+++ Texto proporcionado
Cuando observo la ausencia de cooperación que prevalece en la sociedad humana, solo puedo llegar a la conclusión que su origen es el desconocimiento total de nuestra interdependencia. Me conmueve el ejemplo de los insectos pequeños como las abejas: ellas se acogen a las leyes de la naturaleza que les dictan que deben colaborar para sobrevivir, y por eso poseen un sentido espontáneo de responsabilidad social. No tienen constitución, ni leyes, ni policía, ni religión, ni capacitación ética, pero por instinto trabajan lealmente en colaboración. Es posible que a veces se peleen, pero en general, una colmena sobrevive con base en la cooperación. En cambio, nosotros los seres humanos tenemos constituciones, sistemas jurídicos y servicios de seguridad muy extensos. Tenemos religiones, una inteligencia extraordinaria y un corazón con una gran capacidad de amar. Sin embargo, pese a nuestras cualidades excepcionales, en la práctica nos quedamos muy a la zaga de esos pequeños insectos. Pienso inclusive que desde cierto punto de vista somos más miserables que las abejas.
Por ejemplo, millones de personas viven hacinadas en las grandes ciudades, pero a pesar de esa proximidad, muchas de ellas se sienten muy solas. Algunas no tienen a nadie con quien compartir sus sentimientos más profundos, y viven en un estado de perpetua agitación. Es muy triste. No somos animales solitarios que se asocian únicamente para acoplarse. Si fuera así, ¿para qué edificar tantas ciudades grandes y chicas? A pesar de ser animales sociales destinados a vivir juntos, lamentablemente carecemos del sentido de responsabilidad hacia nuestros semejantes. ¿Quién tiene la culpa? ¿Nuestra arquitectura social? ¿La estructura del núcleo familiar y de la comunidad que sostienen nuestra sociedad? ¿O acaso la tienen los recursos exteriores como las máquinas, la ciencia y la tecnología? Yo pienso que no.
++++++
▶ **Consigna**
Escribe la continuación del texto sobre la cooperación entre los seres humanos, empezando justo después de su última oración. No hace falta consultar el listado.
+++ Información mostrada
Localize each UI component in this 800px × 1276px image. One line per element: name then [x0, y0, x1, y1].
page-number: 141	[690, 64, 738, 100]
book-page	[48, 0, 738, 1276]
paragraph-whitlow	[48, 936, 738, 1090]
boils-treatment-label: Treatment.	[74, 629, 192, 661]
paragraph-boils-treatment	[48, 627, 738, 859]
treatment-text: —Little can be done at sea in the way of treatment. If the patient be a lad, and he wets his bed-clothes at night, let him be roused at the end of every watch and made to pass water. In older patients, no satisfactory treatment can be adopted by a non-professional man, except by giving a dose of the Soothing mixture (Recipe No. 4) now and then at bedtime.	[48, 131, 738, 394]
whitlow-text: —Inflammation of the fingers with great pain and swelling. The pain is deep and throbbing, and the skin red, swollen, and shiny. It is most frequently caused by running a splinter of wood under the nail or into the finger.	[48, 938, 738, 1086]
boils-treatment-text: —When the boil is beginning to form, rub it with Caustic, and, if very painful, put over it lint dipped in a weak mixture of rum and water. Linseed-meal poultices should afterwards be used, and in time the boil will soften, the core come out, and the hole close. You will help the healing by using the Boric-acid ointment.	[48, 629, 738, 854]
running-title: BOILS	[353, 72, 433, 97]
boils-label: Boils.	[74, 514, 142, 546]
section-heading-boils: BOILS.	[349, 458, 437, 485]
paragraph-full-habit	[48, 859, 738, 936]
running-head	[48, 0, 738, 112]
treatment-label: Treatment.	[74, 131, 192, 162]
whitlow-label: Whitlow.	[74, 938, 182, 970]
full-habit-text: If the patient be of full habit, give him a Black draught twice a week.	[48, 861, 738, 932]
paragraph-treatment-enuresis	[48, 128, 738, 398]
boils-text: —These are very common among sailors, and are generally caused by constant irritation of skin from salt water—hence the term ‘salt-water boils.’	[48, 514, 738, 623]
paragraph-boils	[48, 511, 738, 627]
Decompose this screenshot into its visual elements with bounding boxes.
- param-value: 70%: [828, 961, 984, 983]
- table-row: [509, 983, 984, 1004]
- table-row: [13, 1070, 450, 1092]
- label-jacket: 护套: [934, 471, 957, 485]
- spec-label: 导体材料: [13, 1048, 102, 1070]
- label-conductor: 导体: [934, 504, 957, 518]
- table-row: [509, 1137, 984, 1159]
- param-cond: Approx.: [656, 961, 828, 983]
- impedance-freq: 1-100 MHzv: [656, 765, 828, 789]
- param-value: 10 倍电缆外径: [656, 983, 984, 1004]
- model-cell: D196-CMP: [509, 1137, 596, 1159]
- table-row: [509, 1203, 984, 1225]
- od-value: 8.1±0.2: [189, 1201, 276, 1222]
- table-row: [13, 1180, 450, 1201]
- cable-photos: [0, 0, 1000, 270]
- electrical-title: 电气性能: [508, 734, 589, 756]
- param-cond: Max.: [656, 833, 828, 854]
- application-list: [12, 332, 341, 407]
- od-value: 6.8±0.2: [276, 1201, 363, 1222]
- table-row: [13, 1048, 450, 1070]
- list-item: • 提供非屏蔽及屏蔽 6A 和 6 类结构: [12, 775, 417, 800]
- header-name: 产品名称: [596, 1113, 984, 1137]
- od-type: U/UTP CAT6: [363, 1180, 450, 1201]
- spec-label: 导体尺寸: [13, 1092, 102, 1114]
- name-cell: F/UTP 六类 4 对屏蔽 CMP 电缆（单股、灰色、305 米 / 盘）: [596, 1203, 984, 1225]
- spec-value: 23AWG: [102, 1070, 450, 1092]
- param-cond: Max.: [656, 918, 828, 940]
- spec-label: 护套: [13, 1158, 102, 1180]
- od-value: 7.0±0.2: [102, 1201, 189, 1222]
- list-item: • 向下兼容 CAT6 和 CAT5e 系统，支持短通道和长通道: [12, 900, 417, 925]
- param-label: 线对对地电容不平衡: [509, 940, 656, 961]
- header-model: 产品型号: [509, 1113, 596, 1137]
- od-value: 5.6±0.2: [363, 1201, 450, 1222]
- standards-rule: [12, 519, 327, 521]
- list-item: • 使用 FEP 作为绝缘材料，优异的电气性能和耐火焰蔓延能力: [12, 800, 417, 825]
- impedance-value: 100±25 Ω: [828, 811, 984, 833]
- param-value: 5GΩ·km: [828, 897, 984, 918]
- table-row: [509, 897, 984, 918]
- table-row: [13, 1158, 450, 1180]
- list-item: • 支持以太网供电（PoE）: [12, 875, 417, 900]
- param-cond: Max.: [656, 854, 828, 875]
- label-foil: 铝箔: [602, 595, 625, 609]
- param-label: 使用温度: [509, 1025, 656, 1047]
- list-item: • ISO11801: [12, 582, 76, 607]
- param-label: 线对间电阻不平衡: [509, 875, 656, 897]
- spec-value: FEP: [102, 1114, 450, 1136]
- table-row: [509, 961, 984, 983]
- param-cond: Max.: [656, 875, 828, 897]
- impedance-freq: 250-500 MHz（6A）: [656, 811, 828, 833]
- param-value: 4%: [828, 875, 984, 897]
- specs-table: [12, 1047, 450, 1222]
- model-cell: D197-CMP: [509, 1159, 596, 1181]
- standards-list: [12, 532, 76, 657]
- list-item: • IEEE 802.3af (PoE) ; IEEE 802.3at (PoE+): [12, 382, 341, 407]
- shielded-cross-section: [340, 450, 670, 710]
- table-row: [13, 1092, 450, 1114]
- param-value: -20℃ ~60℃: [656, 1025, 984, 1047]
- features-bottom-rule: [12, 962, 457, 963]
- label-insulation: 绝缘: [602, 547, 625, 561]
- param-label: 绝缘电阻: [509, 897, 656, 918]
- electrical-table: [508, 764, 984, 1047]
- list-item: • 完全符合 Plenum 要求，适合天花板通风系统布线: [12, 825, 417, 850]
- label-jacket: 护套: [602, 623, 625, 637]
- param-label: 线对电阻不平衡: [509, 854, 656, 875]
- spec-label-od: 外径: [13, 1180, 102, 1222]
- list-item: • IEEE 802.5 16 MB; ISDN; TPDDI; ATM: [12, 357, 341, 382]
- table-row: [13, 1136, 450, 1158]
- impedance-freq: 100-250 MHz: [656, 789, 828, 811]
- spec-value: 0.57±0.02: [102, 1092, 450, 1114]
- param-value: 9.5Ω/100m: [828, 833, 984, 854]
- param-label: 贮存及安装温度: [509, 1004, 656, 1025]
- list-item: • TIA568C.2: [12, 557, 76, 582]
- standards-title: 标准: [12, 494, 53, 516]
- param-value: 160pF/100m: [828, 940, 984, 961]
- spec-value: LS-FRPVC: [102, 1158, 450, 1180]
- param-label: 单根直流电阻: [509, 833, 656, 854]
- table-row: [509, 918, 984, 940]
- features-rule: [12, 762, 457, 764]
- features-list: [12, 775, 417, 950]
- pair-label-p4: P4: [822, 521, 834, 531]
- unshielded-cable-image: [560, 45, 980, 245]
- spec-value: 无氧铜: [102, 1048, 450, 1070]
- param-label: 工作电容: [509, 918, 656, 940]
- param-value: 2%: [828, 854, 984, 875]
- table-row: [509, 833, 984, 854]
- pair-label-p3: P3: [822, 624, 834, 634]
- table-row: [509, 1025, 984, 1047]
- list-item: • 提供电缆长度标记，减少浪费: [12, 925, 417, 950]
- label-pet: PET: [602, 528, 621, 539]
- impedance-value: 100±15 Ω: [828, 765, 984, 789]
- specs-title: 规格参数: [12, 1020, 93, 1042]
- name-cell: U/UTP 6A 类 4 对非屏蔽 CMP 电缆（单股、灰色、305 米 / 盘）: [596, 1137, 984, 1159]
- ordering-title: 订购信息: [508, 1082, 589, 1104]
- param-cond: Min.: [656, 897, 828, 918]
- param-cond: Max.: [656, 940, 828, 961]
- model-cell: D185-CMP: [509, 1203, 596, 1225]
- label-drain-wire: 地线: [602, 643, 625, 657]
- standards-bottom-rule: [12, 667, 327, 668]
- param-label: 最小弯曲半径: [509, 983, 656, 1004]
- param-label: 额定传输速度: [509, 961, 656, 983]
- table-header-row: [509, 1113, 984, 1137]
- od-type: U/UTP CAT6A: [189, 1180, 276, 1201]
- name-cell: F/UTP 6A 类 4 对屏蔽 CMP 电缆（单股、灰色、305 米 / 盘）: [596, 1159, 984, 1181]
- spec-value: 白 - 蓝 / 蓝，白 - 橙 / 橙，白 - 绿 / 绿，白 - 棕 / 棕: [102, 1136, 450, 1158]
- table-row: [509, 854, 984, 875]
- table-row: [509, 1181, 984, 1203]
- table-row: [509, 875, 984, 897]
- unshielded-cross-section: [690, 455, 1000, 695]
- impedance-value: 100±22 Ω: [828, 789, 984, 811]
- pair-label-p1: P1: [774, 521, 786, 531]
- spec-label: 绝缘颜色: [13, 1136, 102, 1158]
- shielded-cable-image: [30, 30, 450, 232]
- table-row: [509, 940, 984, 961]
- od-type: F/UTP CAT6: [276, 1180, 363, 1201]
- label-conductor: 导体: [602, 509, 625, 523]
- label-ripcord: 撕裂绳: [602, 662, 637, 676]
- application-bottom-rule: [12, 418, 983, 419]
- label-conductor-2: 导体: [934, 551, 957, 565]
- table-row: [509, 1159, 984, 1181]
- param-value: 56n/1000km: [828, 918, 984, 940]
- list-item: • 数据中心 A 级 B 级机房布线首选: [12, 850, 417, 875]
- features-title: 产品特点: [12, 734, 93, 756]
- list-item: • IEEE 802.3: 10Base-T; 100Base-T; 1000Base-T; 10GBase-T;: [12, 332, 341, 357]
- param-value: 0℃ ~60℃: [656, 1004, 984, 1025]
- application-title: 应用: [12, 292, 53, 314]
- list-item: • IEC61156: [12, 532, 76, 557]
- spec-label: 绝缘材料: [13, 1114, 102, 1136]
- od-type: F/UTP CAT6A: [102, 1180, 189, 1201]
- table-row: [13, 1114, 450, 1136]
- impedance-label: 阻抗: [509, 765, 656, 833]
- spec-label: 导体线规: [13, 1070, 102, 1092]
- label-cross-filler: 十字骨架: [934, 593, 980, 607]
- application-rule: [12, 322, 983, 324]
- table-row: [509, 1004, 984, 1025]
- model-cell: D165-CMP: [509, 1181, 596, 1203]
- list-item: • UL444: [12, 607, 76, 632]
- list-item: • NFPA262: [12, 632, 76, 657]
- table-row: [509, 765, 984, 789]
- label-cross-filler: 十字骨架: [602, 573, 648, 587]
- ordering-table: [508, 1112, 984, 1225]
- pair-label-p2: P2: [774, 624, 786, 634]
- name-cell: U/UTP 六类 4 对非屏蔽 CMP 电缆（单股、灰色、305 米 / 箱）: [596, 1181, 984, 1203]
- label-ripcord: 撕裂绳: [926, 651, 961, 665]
++++++
▶ **Respuesta escrita**
Estoy convencido de que a pesar de los rápidos avances de nuestra civilización durante el siglo XX, la causa principal de la situación complicada en que nos encontramos es el énfasis excesivo que ponemos en el mero desarrollo material. Sin darnos cuenta, enfrascados en este afán, hemos desatendido nuestras necesidades humanas fundamentales como el amor, la bondad, la cooperación y la consideración. Cuando no conocemos a una persona, o si no hallamos algún motivo para sentir un vínculo con un individuo o grupo particular, nos limitamos a ignorarlos. ¡Pero hay que saber que todo el desarrollo de la sociedad humana está basado en la ayuda mutua entre la personas! Si se ha perdido el sentimiento de humanidad fundamental que nos sostiene, las mejoras materiales ya no tienen sentido. Para mí es evidente que el sentido auténtico de responsabilidad solo puede surgir si desarrollamos la compasión. Un sentimiento espontáneo de empatía hacia los demás es lo único que nos puede motivar verdaderamente para actuar de manera altruista.